EXERCISE REQUIREMENTS: Set down every entry again exactly as it stands below.

Data items
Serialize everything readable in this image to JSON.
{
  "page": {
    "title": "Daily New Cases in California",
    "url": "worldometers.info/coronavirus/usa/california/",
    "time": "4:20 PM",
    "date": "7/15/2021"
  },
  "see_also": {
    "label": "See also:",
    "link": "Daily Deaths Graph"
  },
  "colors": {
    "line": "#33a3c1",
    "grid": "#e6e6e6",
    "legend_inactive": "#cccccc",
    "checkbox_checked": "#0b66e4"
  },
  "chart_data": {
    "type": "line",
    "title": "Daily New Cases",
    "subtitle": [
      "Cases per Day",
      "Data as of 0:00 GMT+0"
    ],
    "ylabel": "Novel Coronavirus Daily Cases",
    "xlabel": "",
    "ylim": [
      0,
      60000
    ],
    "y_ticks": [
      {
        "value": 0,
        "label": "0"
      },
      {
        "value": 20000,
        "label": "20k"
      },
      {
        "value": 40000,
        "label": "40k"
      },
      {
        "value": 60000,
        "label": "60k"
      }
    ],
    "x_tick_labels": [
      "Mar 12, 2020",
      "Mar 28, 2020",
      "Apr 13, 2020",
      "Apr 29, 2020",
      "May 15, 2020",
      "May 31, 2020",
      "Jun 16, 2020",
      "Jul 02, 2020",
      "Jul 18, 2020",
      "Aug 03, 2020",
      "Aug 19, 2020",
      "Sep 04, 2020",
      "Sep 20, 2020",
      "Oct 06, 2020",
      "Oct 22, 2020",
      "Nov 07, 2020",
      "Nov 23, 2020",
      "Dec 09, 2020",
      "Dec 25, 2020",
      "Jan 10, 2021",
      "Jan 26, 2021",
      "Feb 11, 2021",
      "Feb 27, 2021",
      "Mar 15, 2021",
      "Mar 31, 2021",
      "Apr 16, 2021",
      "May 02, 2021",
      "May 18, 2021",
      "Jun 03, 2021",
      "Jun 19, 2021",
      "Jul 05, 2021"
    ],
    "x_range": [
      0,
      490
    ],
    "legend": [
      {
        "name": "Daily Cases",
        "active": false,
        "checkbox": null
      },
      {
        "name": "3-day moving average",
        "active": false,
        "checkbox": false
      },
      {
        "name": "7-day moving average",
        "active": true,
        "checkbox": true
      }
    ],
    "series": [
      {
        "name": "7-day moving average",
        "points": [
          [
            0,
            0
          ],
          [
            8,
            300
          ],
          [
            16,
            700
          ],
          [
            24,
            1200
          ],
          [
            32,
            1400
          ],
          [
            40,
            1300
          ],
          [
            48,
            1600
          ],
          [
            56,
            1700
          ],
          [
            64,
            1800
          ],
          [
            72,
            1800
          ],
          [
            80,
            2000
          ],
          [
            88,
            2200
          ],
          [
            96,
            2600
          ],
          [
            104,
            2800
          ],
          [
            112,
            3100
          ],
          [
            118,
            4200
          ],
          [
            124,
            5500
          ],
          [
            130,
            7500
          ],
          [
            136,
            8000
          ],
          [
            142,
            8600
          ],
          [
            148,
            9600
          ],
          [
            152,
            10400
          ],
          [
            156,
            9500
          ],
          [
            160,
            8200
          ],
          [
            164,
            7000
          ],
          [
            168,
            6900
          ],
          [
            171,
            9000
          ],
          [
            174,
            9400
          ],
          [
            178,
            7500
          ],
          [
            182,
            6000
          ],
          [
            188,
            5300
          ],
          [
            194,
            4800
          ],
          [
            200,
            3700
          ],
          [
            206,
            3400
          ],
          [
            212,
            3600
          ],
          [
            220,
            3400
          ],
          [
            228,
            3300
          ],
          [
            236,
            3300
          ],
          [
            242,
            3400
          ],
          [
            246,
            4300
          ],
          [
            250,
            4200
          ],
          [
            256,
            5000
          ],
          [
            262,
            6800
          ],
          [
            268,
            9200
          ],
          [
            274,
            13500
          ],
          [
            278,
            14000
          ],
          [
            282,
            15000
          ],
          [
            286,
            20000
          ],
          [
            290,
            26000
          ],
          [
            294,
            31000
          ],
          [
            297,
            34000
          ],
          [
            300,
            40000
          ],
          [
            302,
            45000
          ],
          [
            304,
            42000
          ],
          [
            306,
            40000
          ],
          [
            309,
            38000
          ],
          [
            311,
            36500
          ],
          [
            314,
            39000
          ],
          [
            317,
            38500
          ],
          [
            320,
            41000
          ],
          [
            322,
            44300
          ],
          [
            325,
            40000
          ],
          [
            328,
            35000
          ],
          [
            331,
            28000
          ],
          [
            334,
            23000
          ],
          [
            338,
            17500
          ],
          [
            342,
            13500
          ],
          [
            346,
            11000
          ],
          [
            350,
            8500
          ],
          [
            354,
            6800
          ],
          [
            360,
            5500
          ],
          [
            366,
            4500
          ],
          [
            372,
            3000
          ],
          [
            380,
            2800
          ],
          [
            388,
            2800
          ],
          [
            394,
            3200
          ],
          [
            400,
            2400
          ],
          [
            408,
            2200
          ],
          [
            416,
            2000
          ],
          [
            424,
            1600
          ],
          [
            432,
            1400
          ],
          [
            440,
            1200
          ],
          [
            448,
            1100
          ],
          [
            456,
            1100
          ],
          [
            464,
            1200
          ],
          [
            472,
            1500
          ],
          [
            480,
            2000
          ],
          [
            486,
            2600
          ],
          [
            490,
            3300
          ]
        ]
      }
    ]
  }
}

ANSWER TO THE EXERCISE:
Serialize everything readable in this image to JSON.
{
  "page": {
    "title": "Daily New Cases in California",
    "url": "worldometers.info/coronavirus/usa/california/",
    "time": "4:20 PM",
    "date": "7/15/2021"
  },
  "see_also": {
    "label": "See also:",
    "link": "Daily Deaths Graph"
  },
  "colors": {
    "line": "#33a3c1",
    "grid": "#e6e6e6",
    "legend_inactive": "#cccccc",
    "checkbox_checked": "#0b66e4"
  },
  "chart_data": {
    "type": "line",
    "title": "Daily New Cases",
    "subtitle": [
      "Cases per Day",
      "Data as of 0:00 GMT+0"
    ],
    "ylabel": "Novel Coronavirus Daily Cases",
    "xlabel": "",
    "ylim": [
      0,
      60000
    ],
    "y_ticks": [
      {
        "value": 0,
        "label": "0"
      },
      {
        "value": 20000,
        "label": "20k"
      },
      {
        "value": 40000,
        "label": "40k"
      },
      {
        "value": 60000,
        "label": "60k"
      }
    ],
    "x_tick_labels": [
      "Mar 12, 2020",
      "Mar 28, 2020",
      "Apr 13, 2020",
      "Apr 29, 2020",
      "May 15, 2020",
      "May 31, 2020",
      "Jun 16, 2020",
      "Jul 02, 2020",
      "Jul 18, 2020",
      "Aug 03, 2020",
      "Aug 19, 2020",
      "Sep 04, 2020",
      "Sep 20, 2020",
      "Oct 06, 2020",
      "Oct 22, 2020",
      "Nov 07, 2020",
      "Nov 23, 2020",
      "Dec 09, 2020",
      "Dec 25, 2020",
      "Jan 10, 2021",
      "Jan 26, 2021",
      "Feb 11, 2021",
      "Feb 27, 2021",
      "Mar 15, 2021",
      "Mar 31, 2021",
      "Apr 16, 2021",
      "May 02, 2021",
      "May 18, 2021",
      "Jun 03, 2021",
      "Jun 19, 2021",
      "Jul 05, 2021"
    ],
    "x_range": [
      0,
      490
    ],
    "legend": [
      {
        "name": "Daily Cases",
        "active": false,
        "checkbox": null
      },
      {
        "name": "3-day moving average",
        "active": false,
        "checkbox": false
      },
      {
        "name": "7-day moving average",
        "active": true,
        "checkbox": true
      }
    ],
    "series": [
      {
        "name": "7-day moving average",
        "points": [
          [
            0,
            0
          ],
          [
            8,
            300
          ],
          [
            16,
            700
          ],
          [
            24,
            1200
          ],
          [
            32,
            1400
          ],
          [
            40,
            1300
          ],
          [
            48,
            1600
          ],
          [
            56,
            1700
          ],
          [
            64,
            1800
          ],
          [
            72,
            1800
          ],
          [
            80,
            2000
          ],
          [
            88,
            2200
          ],
          [
            96,
            2600
          ],
          [
            104,
            2800
          ],
          [
            112,
            3100
          ],
          [
            118,
            4200
          ],
          [
            124,
            5500
          ],
          [
            130,
            7500
          ],
          [
            136,
            8000
          ],
          [
            142,
            8600
          ],
          [
            148,
            9600
          ],
          [
            152,
            10400
          ],
          [
            156,
            9500
          ],
          [
            160,
            8200
          ],
          [
            164,
            7000
          ],
          [
            168,
            6900
          ],
          [
            171,
            9000
          ],
          [
            174,
            9400
          ],
          [
            178,
            7500
          ],
          [
            182,
            6000
          ],
          [
            188,
            5300
          ],
          [
            194,
            4800
          ],
          [
            200,
            3700
          ],
          [
            206,
            3400
          ],
          [
            212,
            3600
          ],
          [
            220,
            3400
          ],
          [
            228,
            3300
          ],
          [
            236,
            3300
          ],
          [
            242,
            3400
          ],
          [
            246,
            4300
          ],
          [
            250,
            4200
          ],
          [
            256,
            5000
          ],
          [
            262,
            6800
          ],
          [
            268,
            9200
          ],
          [
            274,
            13500
          ],
          [
            278,
            14000
          ],
          [
            282,
            15000
          ],
          [
            286,
            20000
          ],
          [
            290,
            26000
          ],
          [
            294,
            31000
          ],
          [
            297,
            34000
          ],
          [
            300,
            40000
          ],
          [
            302,
            45000
          ],
          [
            304,
            42000
          ],
          [
            306,
            40000
          ],
          [
            309,
            38000
          ],
          [
            311,
            36500
          ],
          [
            314,
            39000
          ],
          [
            317,
            38500
          ],
          [
            320,
            41000
          ],
          [
            322,
            44300
          ],
          [
            325,
            40000
          ],
          [
            328,
            35000
          ],
          [
            331,
            28000
          ],
          [
            334,
            23000
          ],
          [
            338,
            17500
          ],
          [
            342,
            13500
          ],
          [
            346,
            11000
          ],
          [
            350,
            8500
          ],
          [
            354,
            6800
          ],
          [
            360,
            5500
          ],
          [
            366,
            4500
          ],
          [
            372,
            3000
          ],
          [
            380,
            2800
          ],
          [
            388,
            2800
          ],
          [
            394,
            3200
          ],
          [
            400,
            2400
          ],
          [
            408,
            2200
          ],
          [
            416,
            2000
          ],
          [
            424,
            1600
          ],
          [
            432,
            1400
          ],
          [
            440,
            1200
          ],
          [
            448,
            1100
          ],
          [
            456,
            1100
          ],
          [
            464,
            1200
          ],
          [
            472,
            1500
          ],
          [
            480,
            2000
          ],
          [
            486,
            2600
          ],
          [
            490,
            3300
          ]
        ]
      }
    ]
  }
}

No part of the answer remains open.